Extracted data entries:
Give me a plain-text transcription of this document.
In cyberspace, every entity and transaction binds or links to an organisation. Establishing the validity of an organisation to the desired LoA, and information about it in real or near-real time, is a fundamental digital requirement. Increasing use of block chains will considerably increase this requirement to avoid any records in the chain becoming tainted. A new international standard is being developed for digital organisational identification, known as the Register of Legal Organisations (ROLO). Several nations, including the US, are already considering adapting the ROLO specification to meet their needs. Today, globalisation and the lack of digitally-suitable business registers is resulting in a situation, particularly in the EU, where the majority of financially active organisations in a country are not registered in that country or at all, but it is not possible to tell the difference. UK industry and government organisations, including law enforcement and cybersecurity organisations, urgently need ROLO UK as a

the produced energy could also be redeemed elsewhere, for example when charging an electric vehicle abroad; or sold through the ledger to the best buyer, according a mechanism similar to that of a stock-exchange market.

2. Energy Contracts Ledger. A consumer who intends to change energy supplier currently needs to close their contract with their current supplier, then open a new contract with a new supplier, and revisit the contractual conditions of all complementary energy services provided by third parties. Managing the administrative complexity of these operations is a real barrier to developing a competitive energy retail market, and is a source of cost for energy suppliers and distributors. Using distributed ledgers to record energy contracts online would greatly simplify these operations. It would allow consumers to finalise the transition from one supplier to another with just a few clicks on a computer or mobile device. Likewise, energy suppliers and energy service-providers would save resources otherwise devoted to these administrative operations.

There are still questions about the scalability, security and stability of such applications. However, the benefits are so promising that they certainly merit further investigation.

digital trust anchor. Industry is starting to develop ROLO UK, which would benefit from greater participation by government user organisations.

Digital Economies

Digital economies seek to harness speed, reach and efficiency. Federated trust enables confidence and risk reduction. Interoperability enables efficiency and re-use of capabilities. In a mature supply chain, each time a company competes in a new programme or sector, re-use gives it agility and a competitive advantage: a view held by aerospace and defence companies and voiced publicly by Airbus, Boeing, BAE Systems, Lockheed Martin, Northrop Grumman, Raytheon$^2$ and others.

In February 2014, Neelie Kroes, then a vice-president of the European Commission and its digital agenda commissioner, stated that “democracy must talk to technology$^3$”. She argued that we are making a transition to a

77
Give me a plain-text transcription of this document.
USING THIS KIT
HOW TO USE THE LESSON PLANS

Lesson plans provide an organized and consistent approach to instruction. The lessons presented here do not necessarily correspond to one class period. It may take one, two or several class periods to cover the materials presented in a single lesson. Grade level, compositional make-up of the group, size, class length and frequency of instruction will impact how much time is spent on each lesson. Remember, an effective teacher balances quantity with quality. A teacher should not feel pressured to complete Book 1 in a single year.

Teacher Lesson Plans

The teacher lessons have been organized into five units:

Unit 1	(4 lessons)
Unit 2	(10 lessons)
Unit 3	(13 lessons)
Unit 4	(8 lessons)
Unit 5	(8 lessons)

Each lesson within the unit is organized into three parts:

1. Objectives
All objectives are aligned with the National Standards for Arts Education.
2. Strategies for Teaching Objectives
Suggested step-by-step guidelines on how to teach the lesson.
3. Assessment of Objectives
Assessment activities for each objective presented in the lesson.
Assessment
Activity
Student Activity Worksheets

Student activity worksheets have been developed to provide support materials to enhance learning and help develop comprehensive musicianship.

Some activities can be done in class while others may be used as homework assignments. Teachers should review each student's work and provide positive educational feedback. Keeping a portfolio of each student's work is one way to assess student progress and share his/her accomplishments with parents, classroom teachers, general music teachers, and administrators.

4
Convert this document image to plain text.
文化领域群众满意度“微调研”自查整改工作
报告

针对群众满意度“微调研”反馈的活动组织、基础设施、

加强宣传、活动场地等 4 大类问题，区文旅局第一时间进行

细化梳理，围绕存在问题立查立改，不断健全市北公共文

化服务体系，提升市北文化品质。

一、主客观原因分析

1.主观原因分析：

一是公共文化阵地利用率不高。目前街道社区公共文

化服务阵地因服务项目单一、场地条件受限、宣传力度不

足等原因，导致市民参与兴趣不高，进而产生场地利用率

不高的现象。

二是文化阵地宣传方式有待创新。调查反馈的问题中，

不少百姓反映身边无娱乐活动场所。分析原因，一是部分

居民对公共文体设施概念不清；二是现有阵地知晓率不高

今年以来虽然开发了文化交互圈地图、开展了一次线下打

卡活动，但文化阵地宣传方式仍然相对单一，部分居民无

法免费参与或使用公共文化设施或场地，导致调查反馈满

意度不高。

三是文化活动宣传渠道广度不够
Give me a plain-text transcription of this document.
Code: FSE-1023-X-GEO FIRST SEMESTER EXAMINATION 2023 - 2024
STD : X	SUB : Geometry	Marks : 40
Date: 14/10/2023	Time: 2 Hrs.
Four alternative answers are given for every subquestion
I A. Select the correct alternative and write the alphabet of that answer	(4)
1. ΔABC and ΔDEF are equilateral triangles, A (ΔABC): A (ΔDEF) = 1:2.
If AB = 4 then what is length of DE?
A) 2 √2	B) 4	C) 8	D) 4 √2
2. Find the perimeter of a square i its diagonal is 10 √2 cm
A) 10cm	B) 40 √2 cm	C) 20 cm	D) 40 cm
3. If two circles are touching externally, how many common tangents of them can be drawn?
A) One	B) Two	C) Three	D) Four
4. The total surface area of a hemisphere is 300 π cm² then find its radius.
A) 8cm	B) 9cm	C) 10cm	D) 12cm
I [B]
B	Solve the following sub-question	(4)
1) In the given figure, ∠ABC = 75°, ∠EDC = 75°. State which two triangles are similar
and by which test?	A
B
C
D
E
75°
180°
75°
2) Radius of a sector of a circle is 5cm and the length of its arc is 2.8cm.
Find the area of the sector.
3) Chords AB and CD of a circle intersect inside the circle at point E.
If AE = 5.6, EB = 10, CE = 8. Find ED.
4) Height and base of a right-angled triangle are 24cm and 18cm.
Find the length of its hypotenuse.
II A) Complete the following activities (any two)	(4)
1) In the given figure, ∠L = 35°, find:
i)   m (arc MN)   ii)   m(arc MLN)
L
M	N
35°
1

◆ TASK REQUIREMENTS
Copy every record exactly, with nothing added or dropped.

◆ OUTPUT FOR THIS EXERCISE
Give me a plain-text transcription of this document.
In cyberspace, every entity and transaction binds or links to an organisation. Establishing the validity of an organisation to the desired LoA, and information about it in real or near-real time, is a fundamental digital requirement. Increasing use of block chains will considerably increase this requirement to avoid any records in the chain becoming tainted. A new international standard is being developed for digital organisational identification, known as the Register of Legal Organisations (ROLO). Several nations, including the US, are already considering adapting the ROLO specification to meet their needs. Today, globalisation and the lack of digitally-suitable business registers is resulting in a situation, particularly in the EU, where the majority of financially active organisations in a country are not registered in that country or at all, but it is not possible to tell the difference. UK industry and government organisations, including law enforcement and cybersecurity organisations, urgently need ROLO UK as a

the produced energy could also be redeemed elsewhere, for example when charging an electric vehicle abroad; or sold through the ledger to the best buyer, according a mechanism similar to that of a stock-exchange market.

2. Energy Contracts Ledger. A consumer who intends to change energy supplier currently needs to close their contract with their current supplier, then open a new contract with a new supplier, and revisit the contractual conditions of all complementary energy services provided by third parties. Managing the administrative complexity of these operations is a real barrier to developing a competitive energy retail market, and is a source of cost for energy suppliers and distributors. Using distributed ledgers to record energy contracts online would greatly simplify these operations. It would allow consumers to finalise the transition from one supplier to another with just a few clicks on a computer or mobile device. Likewise, energy suppliers and energy service-providers would save resources otherwise devoted to these administrative operations.

There are still questions about the scalability, security and stability of such applications. However, the benefits are so promising that they certainly merit further investigation.

digital trust anchor. Industry is starting to develop ROLO UK, which would benefit from greater participation by government user organisations.

Digital Economies

Digital economies seek to harness speed, reach and efficiency. Federated trust enables confidence and risk reduction. Interoperability enables efficiency and re-use of capabilities. In a mature supply chain, each time a company competes in a new programme or sector, re-use gives it agility and a competitive advantage: a view held by aerospace and defence companies and voiced publicly by Airbus, Boeing, BAE Systems, Lockheed Martin, Northrop Grumman, Raytheon$^2$ and others.

In February 2014, Neelie Kroes, then a vice-president of the European Commission and its digital agenda commissioner, stated that “democracy must talk to technology$^3$”. She argued that we are making a transition to a

77
Give me a plain-text transcription of this document.
USING THIS KIT
HOW TO USE THE LESSON PLANS

Lesson plans provide an organized and consistent approach to instruction. The lessons presented here do not necessarily correspond to one class period. It may take one, two or several class periods to cover the materials presented in a single lesson. Grade level, compositional make-up of the group, size, class length and frequency of instruction will impact how much time is spent on each lesson. Remember, an effective teacher balances quantity with quality. A teacher should not feel pressured to complete Book 1 in a single year.

Teacher Lesson Plans

The teacher lessons have been organized into five units:

Unit 1	(4 lessons)
Unit 2	(10 lessons)
Unit 3	(13 lessons)
Unit 4	(8 lessons)
Unit 5	(8 lessons)

Each lesson within the unit is organized into three parts:

1. Objectives
All objectives are aligned with the National Standards for Arts Education.
2. Strategies for Teaching Objectives
Suggested step-by-step guidelines on how to teach the lesson.
3. Assessment of Objectives
Assessment activities for each objective presented in the lesson.
Assessment
Activity
Student Activity Worksheets

Student activity worksheets have been developed to provide support materials to enhance learning and help develop comprehensive musicianship.

Some activities can be done in class while others may be used as homework assignments. Teachers should review each student's work and provide positive educational feedback. Keeping a portfolio of each student's work is one way to assess student progress and share his/her accomplishments with parents, classroom teachers, general music teachers, and administrators.

4
Convert this document image to plain text.
文化领域群众满意度“微调研”自查整改工作
报告

针对群众满意度“微调研”反馈的活动组织、基础设施、

加强宣传、活动场地等 4 大类问题，区文旅局第一时间进行

细化梳理，围绕存在问题立查立改，不断健全市北公共文

化服务体系，提升市北文化品质。

一、主客观原因分析

1.主观原因分析：

一是公共文化阵地利用率不高。目前街道社区公共文

化服务阵地因服务项目单一、场地条件受限、宣传力度不

足等原因，导致市民参与兴趣不高，进而产生场地利用率

不高的现象。

二是文化阵地宣传方式有待创新。调查反馈的问题中，

不少百姓反映身边无娱乐活动场所。分析原因，一是部分

居民对公共文体设施概念不清；二是现有阵地知晓率不高

今年以来虽然开发了文化交互圈地图、开展了一次线下打

卡活动，但文化阵地宣传方式仍然相对单一，部分居民无

法免费参与或使用公共文化设施或场地，导致调查反馈满

意度不高。

三是文化活动宣传渠道广度不够
Give me a plain-text transcription of this document.
Code: FSE-1023-X-GEO FIRST SEMESTER EXAMINATION 2023 - 2024
STD : X	SUB : Geometry	Marks : 40
Date: 14/10/2023	Time: 2 Hrs.
Four alternative answers are given for every subquestion
I A. Select the correct alternative and write the alphabet of that answer	(4)
1. ΔABC and ΔDEF are equilateral triangles, A (ΔABC): A (ΔDEF) = 1:2.
If AB = 4 then what is length of DE?
A) 2 √2	B) 4	C) 8	D) 4 √2
2. Find the perimeter of a square i its diagonal is 10 √2 cm
A) 10cm	B) 40 √2 cm	C) 20 cm	D) 40 cm
3. If two circles are touching externally, how many common tangents of them can be drawn?
A) One	B) Two	C) Three	D) Four
4. The total surface area of a hemisphere is 300 π cm² then find its radius.
A) 8cm	B) 9cm	C) 10cm	D) 12cm
I [B]
B	Solve the following sub-question	(4)
1) In the given figure, ∠ABC = 75°, ∠EDC = 75°. State which two triangles are similar
and by which test?	A
B
C
D
E
75°
180°
75°
2) Radius of a sector of a circle is 5cm and the length of its arc is 2.8cm.
Find the area of the sector.
3) Chords AB and CD of a circle intersect inside the circle at point E.
If AE = 5.6, EB = 10, CE = 8. Find ED.
4) Height and base of a right-angled triangle are 24cm and 18cm.
Find the length of its hypotenuse.
II A) Complete the following activities (any two)	(4)
1) In the given figure, ∠L = 35°, find:
i)   m (arc MN)   ii)   m(arc MLN)
L
M	N
35°
1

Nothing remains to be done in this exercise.